[RECORDS FOR THIS TASK]
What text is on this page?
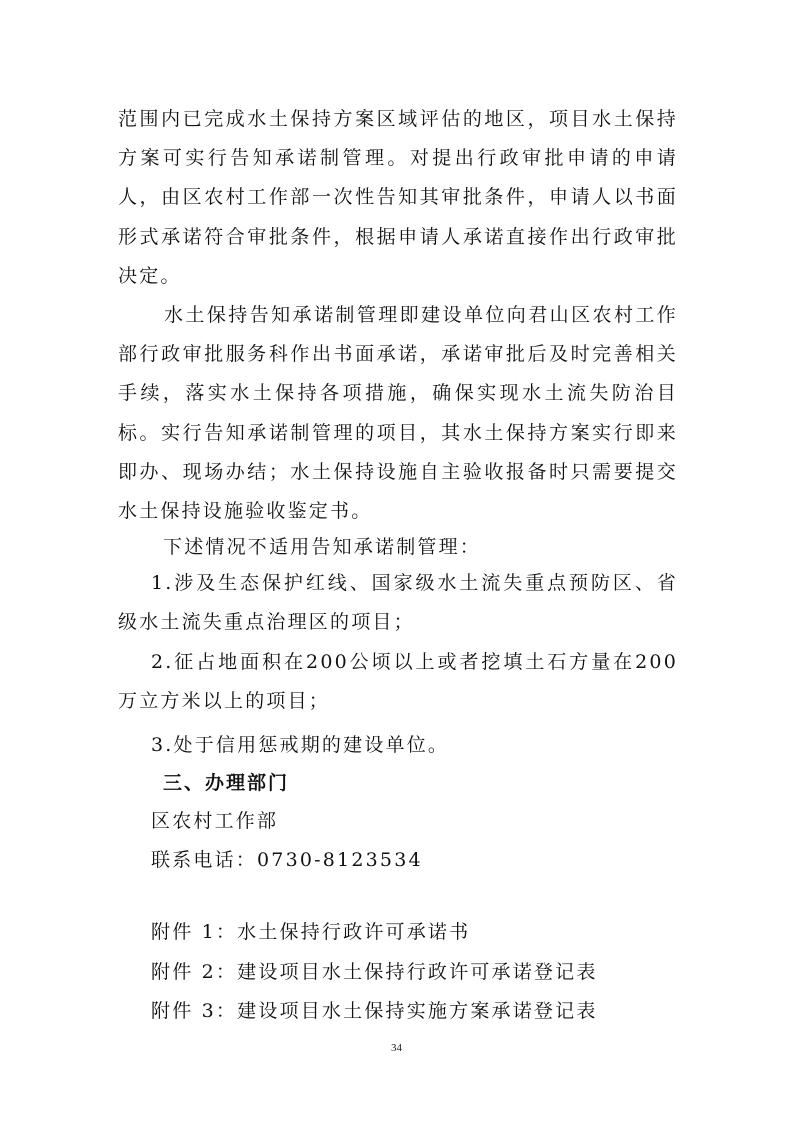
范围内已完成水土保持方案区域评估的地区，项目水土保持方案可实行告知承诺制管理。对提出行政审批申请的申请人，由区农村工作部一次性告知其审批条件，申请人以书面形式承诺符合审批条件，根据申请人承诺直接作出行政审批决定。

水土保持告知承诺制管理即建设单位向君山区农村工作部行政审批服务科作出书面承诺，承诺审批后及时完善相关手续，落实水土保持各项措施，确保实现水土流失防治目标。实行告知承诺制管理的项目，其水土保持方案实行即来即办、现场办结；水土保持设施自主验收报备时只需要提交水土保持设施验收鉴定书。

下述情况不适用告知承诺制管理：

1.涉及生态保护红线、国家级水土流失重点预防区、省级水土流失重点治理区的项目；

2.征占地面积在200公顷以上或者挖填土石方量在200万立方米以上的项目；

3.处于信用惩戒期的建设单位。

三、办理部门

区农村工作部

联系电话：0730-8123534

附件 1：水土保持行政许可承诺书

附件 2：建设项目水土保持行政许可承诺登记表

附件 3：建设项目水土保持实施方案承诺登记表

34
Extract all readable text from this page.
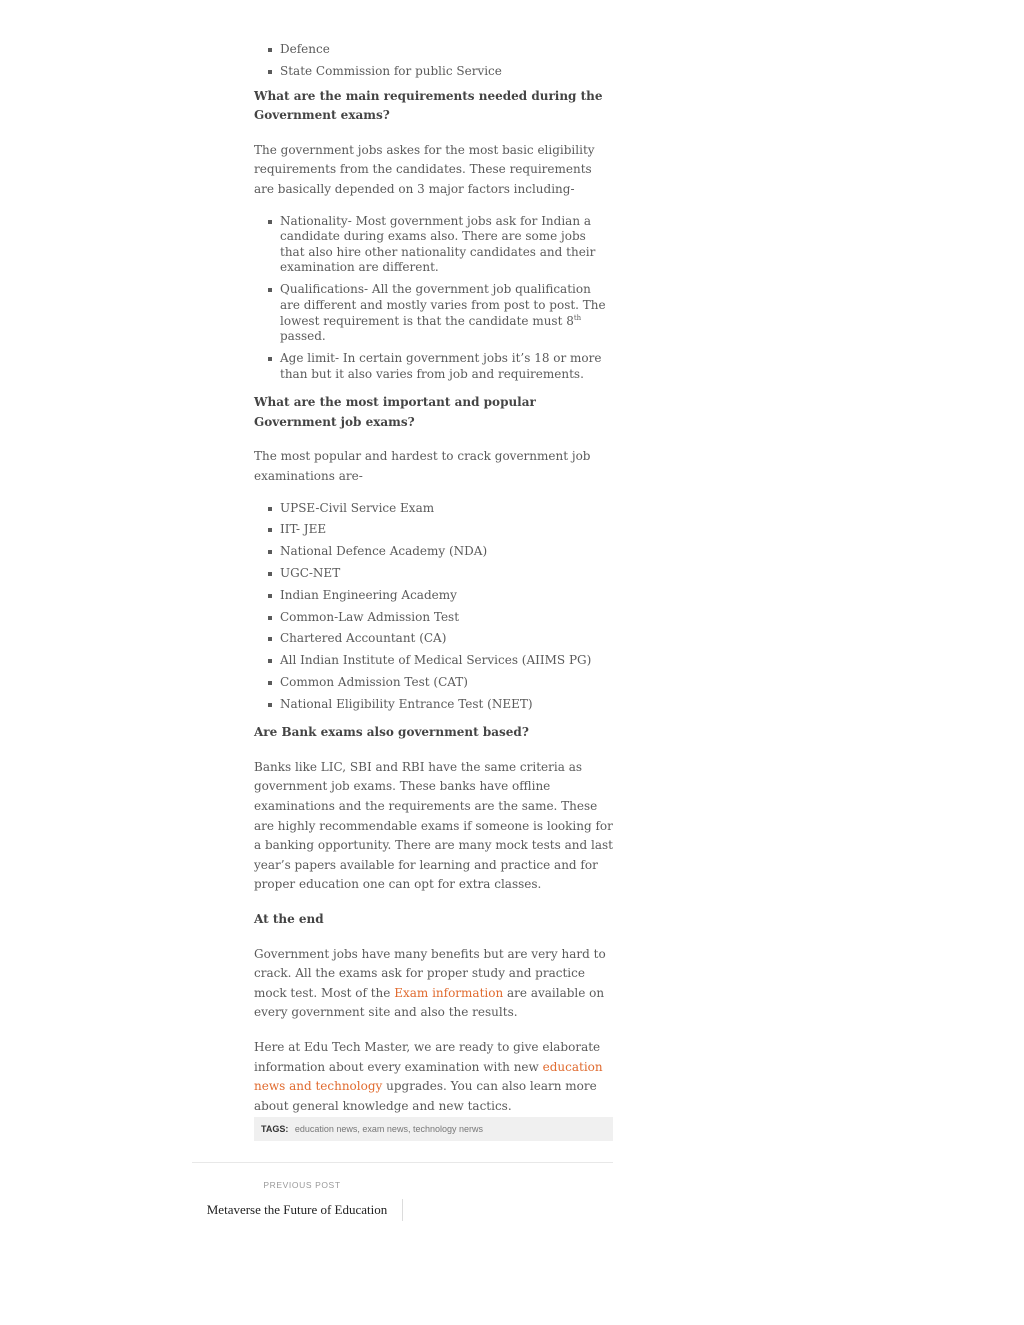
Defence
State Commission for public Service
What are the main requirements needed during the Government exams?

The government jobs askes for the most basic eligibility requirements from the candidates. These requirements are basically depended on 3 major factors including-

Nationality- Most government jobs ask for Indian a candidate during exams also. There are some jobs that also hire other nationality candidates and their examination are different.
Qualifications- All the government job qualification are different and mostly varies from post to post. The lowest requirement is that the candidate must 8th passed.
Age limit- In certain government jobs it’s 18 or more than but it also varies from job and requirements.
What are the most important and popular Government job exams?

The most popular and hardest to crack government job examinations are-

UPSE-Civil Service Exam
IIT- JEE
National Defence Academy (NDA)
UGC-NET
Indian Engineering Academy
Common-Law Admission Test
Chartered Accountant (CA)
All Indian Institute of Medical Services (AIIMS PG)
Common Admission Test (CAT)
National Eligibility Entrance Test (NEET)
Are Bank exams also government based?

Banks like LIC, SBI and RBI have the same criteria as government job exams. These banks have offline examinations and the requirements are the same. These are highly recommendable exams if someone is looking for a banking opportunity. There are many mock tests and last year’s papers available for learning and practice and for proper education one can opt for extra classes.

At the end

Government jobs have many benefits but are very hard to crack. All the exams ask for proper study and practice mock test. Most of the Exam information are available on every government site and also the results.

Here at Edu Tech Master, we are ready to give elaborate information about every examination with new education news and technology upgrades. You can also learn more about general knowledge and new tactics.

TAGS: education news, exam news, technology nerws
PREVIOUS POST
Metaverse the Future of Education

[WRITTEN INSTRUCTION] Give the data again exactly as written, with all pictures left out.

[THE SOLUTION]
What text is on this page?
范围内已完成水土保持方案区域评估的地区，项目水土保持方案可实行告知承诺制管理。对提出行政审批申请的申请人，由区农村工作部一次性告知其审批条件，申请人以书面形式承诺符合审批条件，根据申请人承诺直接作出行政审批决定。

水土保持告知承诺制管理即建设单位向君山区农村工作部行政审批服务科作出书面承诺，承诺审批后及时完善相关手续，落实水土保持各项措施，确保实现水土流失防治目标。实行告知承诺制管理的项目，其水土保持方案实行即来即办、现场办结；水土保持设施自主验收报备时只需要提交水土保持设施验收鉴定书。

下述情况不适用告知承诺制管理：

1.涉及生态保护红线、国家级水土流失重点预防区、省级水土流失重点治理区的项目；

2.征占地面积在200公顷以上或者挖填土石方量在200万立方米以上的项目；

3.处于信用惩戒期的建设单位。

三、办理部门

区农村工作部

联系电话：0730-8123534

附件 1：水土保持行政许可承诺书

附件 2：建设项目水土保持行政许可承诺登记表

附件 3：建设项目水土保持实施方案承诺登记表

34
Extract all readable text from this page.
Defence
State Commission for public Service
What are the main requirements needed during the Government exams?

The government jobs askes for the most basic eligibility requirements from the candidates. These requirements are basically depended on 3 major factors including-

Nationality- Most government jobs ask for Indian a candidate during exams also. There are some jobs that also hire other nationality candidates and their examination are different.
Qualifications- All the government job qualification are different and mostly varies from post to post. The lowest requirement is that the candidate must 8th passed.
Age limit- In certain government jobs it’s 18 or more than but it also varies from job and requirements.
What are the most important and popular Government job exams?

The most popular and hardest to crack government job examinations are-

UPSE-Civil Service Exam
IIT- JEE
National Defence Academy (NDA)
UGC-NET
Indian Engineering Academy
Common-Law Admission Test
Chartered Accountant (CA)
All Indian Institute of Medical Services (AIIMS PG)
Common Admission Test (CAT)
National Eligibility Entrance Test (NEET)
Are Bank exams also government based?

Banks like LIC, SBI and RBI have the same criteria as government job exams. These banks have offline examinations and the requirements are the same. These are highly recommendable exams if someone is looking for a banking opportunity. There are many mock tests and last year’s papers available for learning and practice and for proper education one can opt for extra classes.

At the end

Government jobs have many benefits but are very hard to crack. All the exams ask for proper study and practice mock test. Most of the Exam information are available on every government site and also the results.

Here at Edu Tech Master, we are ready to give elaborate information about every examination with new education news and technology upgrades. You can also learn more about general knowledge and new tactics.

TAGS: education news, exam news, technology nerws
PREVIOUS POST
Metaverse the Future of Education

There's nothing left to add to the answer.